§ **Job**
Write out each line exactly as it stands, please.

[Stored items]
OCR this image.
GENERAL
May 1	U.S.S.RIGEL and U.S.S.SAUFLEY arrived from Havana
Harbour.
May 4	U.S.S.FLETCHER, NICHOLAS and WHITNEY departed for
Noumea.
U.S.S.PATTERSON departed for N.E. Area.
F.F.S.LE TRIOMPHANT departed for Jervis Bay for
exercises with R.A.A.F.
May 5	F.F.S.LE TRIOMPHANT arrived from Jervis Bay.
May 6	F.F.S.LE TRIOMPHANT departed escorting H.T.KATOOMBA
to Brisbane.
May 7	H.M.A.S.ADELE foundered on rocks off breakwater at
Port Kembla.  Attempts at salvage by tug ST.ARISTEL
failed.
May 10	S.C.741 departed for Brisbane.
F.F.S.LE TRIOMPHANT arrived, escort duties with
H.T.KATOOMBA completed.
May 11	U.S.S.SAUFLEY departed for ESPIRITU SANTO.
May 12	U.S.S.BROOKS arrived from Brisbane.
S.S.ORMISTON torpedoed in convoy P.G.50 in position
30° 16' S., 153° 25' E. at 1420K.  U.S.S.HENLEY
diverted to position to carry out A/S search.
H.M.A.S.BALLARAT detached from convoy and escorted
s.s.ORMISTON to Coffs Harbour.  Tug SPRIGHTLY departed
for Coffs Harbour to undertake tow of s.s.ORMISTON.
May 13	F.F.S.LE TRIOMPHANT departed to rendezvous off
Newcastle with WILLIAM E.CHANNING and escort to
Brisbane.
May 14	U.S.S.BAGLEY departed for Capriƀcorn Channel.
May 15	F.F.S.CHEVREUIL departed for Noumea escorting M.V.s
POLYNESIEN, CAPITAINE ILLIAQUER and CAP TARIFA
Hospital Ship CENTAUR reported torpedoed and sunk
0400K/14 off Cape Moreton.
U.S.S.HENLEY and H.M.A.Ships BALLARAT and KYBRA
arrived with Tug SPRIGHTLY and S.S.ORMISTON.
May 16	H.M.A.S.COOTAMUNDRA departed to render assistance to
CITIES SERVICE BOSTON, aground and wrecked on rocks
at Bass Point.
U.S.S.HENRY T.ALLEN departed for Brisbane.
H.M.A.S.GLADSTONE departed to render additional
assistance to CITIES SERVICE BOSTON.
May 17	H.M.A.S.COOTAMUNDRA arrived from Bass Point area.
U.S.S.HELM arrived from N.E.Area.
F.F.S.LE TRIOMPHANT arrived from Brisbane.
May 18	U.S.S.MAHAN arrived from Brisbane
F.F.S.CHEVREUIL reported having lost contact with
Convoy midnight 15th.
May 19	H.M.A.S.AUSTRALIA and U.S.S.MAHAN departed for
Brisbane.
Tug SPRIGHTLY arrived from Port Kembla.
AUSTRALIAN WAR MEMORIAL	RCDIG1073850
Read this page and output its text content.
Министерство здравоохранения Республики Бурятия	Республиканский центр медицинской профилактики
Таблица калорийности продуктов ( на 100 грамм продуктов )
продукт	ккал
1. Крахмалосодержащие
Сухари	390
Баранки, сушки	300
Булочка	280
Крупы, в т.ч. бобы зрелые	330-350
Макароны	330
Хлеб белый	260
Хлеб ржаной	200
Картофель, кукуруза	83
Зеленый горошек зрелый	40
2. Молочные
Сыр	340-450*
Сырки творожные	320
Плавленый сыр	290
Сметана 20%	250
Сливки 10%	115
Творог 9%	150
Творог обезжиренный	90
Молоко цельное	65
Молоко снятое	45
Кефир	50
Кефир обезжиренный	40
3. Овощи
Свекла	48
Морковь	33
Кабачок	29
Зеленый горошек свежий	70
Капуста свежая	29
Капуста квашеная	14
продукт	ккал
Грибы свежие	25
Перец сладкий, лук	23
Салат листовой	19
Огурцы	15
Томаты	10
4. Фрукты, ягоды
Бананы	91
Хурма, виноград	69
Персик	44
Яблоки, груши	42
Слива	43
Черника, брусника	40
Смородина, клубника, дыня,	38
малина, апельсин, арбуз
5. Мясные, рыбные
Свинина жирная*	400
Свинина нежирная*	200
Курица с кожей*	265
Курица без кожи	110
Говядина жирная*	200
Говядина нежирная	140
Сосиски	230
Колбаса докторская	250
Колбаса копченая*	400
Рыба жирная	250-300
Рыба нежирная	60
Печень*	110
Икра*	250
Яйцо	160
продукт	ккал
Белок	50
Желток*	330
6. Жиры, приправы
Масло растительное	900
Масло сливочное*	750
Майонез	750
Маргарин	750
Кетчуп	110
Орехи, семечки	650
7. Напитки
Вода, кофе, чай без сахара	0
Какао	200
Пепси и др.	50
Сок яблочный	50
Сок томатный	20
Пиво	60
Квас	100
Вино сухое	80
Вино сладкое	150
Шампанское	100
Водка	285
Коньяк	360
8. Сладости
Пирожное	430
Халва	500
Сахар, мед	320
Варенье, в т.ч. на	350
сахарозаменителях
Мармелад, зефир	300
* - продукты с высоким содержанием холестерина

§ **Response for this exercise**
OCR this image.
GENERAL
May 1	U.S.S.RIGEL and U.S.S.SAUFLEY arrived from Havana
Harbour.
May 4	U.S.S.FLETCHER, NICHOLAS and WHITNEY departed for
Noumea.
U.S.S.PATTERSON departed for N.E. Area.
F.F.S.LE TRIOMPHANT departed for Jervis Bay for
exercises with R.A.A.F.
May 5	F.F.S.LE TRIOMPHANT arrived from Jervis Bay.
May 6	F.F.S.LE TRIOMPHANT departed escorting H.T.KATOOMBA
to Brisbane.
May 7	H.M.A.S.ADELE foundered on rocks off breakwater at
Port Kembla.  Attempts at salvage by tug ST.ARISTEL
failed.
May 10	S.C.741 departed for Brisbane.
F.F.S.LE TRIOMPHANT arrived, escort duties with
H.T.KATOOMBA completed.
May 11	U.S.S.SAUFLEY departed for ESPIRITU SANTO.
May 12	U.S.S.BROOKS arrived from Brisbane.
S.S.ORMISTON torpedoed in convoy P.G.50 in position
30° 16' S., 153° 25' E. at 1420K.  U.S.S.HENLEY
diverted to position to carry out A/S search.
H.M.A.S.BALLARAT detached from convoy and escorted
s.s.ORMISTON to Coffs Harbour.  Tug SPRIGHTLY departed
for Coffs Harbour to undertake tow of s.s.ORMISTON.
May 13	F.F.S.LE TRIOMPHANT departed to rendezvous off
Newcastle with WILLIAM E.CHANNING and escort to
Brisbane.
May 14	U.S.S.BAGLEY departed for Capriƀcorn Channel.
May 15	F.F.S.CHEVREUIL departed for Noumea escorting M.V.s
POLYNESIEN, CAPITAINE ILLIAQUER and CAP TARIFA
Hospital Ship CENTAUR reported torpedoed and sunk
0400K/14 off Cape Moreton.
U.S.S.HENLEY and H.M.A.Ships BALLARAT and KYBRA
arrived with Tug SPRIGHTLY and S.S.ORMISTON.
May 16	H.M.A.S.COOTAMUNDRA departed to render assistance to
CITIES SERVICE BOSTON, aground and wrecked on rocks
at Bass Point.
U.S.S.HENRY T.ALLEN departed for Brisbane.
H.M.A.S.GLADSTONE departed to render additional
assistance to CITIES SERVICE BOSTON.
May 17	H.M.A.S.COOTAMUNDRA arrived from Bass Point area.
U.S.S.HELM arrived from N.E.Area.
F.F.S.LE TRIOMPHANT arrived from Brisbane.
May 18	U.S.S.MAHAN arrived from Brisbane
F.F.S.CHEVREUIL reported having lost contact with
Convoy midnight 15th.
May 19	H.M.A.S.AUSTRALIA and U.S.S.MAHAN departed for
Brisbane.
Tug SPRIGHTLY arrived from Port Kembla.
AUSTRALIAN WAR MEMORIAL	RCDIG1073850
Read this page and output its text content.
Министерство здравоохранения Республики Бурятия	Республиканский центр медицинской профилактики
Таблица калорийности продуктов ( на 100 грамм продуктов )
продукт	ккал
1. Крахмалосодержащие
Сухари	390
Баранки, сушки	300
Булочка	280
Крупы, в т.ч. бобы зрелые	330-350
Макароны	330
Хлеб белый	260
Хлеб ржаной	200
Картофель, кукуруза	83
Зеленый горошек зрелый	40
2. Молочные
Сыр	340-450*
Сырки творожные	320
Плавленый сыр	290
Сметана 20%	250
Сливки 10%	115
Творог 9%	150
Творог обезжиренный	90
Молоко цельное	65
Молоко снятое	45
Кефир	50
Кефир обезжиренный	40
3. Овощи
Свекла	48
Морковь	33
Кабачок	29
Зеленый горошек свежий	70
Капуста свежая	29
Капуста квашеная	14
продукт	ккал
Грибы свежие	25
Перец сладкий, лук	23
Салат листовой	19
Огурцы	15
Томаты	10
4. Фрукты, ягоды
Бананы	91
Хурма, виноград	69
Персик	44
Яблоки, груши	42
Слива	43
Черника, брусника	40
Смородина, клубника, дыня,	38
малина, апельсин, арбуз
5. Мясные, рыбные
Свинина жирная*	400
Свинина нежирная*	200
Курица с кожей*	265
Курица без кожи	110
Говядина жирная*	200
Говядина нежирная	140
Сосиски	230
Колбаса докторская	250
Колбаса копченая*	400
Рыба жирная	250-300
Рыба нежирная	60
Печень*	110
Икра*	250
Яйцо	160
продукт	ккал
Белок	50
Желток*	330
6. Жиры, приправы
Масло растительное	900
Масло сливочное*	750
Майонез	750
Маргарин	750
Кетчуп	110
Орехи, семечки	650
7. Напитки
Вода, кофе, чай без сахара	0
Какао	200
Пепси и др.	50
Сок яблочный	50
Сок томатный	20
Пиво	60
Квас	100
Вино сухое	80
Вино сладкое	150
Шампанское	100
Водка	285
Коньяк	360
8. Сладости
Пирожное	430
Халва	500
Сахар, мед	320
Варенье, в т.ч. на	350
сахарозаменителях
Мармелад, зефир	300
* - продукты с высоким содержанием холестерина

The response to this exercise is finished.